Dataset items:
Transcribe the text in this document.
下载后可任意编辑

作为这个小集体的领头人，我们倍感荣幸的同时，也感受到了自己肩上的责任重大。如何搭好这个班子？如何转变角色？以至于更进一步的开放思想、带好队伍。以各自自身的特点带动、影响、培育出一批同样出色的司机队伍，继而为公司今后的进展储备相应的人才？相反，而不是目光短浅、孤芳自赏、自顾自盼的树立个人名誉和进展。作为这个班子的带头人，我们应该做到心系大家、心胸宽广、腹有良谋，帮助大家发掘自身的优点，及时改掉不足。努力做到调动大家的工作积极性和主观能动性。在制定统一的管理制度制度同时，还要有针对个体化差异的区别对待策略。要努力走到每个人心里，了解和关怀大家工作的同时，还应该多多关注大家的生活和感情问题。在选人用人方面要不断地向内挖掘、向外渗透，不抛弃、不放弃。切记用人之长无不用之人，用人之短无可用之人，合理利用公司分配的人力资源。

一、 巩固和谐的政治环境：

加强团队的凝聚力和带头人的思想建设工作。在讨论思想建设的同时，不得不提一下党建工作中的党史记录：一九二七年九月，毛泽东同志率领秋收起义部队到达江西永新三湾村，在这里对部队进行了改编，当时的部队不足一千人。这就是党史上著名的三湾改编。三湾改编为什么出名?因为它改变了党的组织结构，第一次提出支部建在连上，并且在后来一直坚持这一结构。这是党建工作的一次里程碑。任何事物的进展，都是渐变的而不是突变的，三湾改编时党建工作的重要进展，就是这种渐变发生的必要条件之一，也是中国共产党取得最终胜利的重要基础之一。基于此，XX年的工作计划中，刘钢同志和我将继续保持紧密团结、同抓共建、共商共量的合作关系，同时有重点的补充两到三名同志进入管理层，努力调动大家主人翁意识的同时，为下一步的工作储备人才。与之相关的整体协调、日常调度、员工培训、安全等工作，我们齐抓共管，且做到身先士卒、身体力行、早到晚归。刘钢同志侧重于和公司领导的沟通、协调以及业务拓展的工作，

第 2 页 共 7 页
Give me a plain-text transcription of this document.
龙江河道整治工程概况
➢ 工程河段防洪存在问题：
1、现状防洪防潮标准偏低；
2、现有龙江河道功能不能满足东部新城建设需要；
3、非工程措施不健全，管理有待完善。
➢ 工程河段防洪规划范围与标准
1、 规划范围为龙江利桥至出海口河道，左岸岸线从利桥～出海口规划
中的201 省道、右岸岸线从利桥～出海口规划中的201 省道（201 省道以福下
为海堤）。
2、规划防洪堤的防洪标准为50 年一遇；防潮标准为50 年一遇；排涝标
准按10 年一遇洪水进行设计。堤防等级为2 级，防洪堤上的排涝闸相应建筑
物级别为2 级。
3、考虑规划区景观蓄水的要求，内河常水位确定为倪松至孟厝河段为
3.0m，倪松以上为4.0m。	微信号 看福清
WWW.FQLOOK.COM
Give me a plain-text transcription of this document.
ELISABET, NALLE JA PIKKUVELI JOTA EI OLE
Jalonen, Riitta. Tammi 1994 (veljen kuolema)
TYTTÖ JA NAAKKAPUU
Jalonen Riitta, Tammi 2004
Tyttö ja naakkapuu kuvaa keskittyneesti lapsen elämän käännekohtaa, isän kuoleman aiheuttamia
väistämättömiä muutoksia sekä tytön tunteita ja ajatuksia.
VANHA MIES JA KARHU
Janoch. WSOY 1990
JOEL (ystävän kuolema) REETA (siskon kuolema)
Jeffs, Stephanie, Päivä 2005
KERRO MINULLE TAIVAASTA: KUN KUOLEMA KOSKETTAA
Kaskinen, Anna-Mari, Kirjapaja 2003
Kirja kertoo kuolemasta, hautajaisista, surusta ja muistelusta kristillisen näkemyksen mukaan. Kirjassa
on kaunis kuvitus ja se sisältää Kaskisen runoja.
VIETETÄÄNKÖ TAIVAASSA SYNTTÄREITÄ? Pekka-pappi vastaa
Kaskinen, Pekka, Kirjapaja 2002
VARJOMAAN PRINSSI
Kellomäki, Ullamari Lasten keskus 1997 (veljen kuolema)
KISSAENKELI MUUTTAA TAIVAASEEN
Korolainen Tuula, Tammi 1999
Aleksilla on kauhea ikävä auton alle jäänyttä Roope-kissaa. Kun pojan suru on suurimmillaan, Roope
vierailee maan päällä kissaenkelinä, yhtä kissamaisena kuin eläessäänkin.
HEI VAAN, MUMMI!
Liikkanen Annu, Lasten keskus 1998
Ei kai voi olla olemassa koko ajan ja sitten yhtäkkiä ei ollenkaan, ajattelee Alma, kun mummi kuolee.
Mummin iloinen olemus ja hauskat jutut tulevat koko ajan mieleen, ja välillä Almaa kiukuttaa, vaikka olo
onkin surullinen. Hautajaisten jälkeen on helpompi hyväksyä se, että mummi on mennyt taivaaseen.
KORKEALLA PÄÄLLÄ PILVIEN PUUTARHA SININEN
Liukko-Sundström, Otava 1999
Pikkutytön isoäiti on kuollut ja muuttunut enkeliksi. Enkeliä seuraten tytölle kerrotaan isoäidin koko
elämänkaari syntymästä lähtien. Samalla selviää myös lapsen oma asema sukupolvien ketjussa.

Written task.
Each line containing "Lasten" counts once; state the total number of such lines and nothing else.

The reply.
2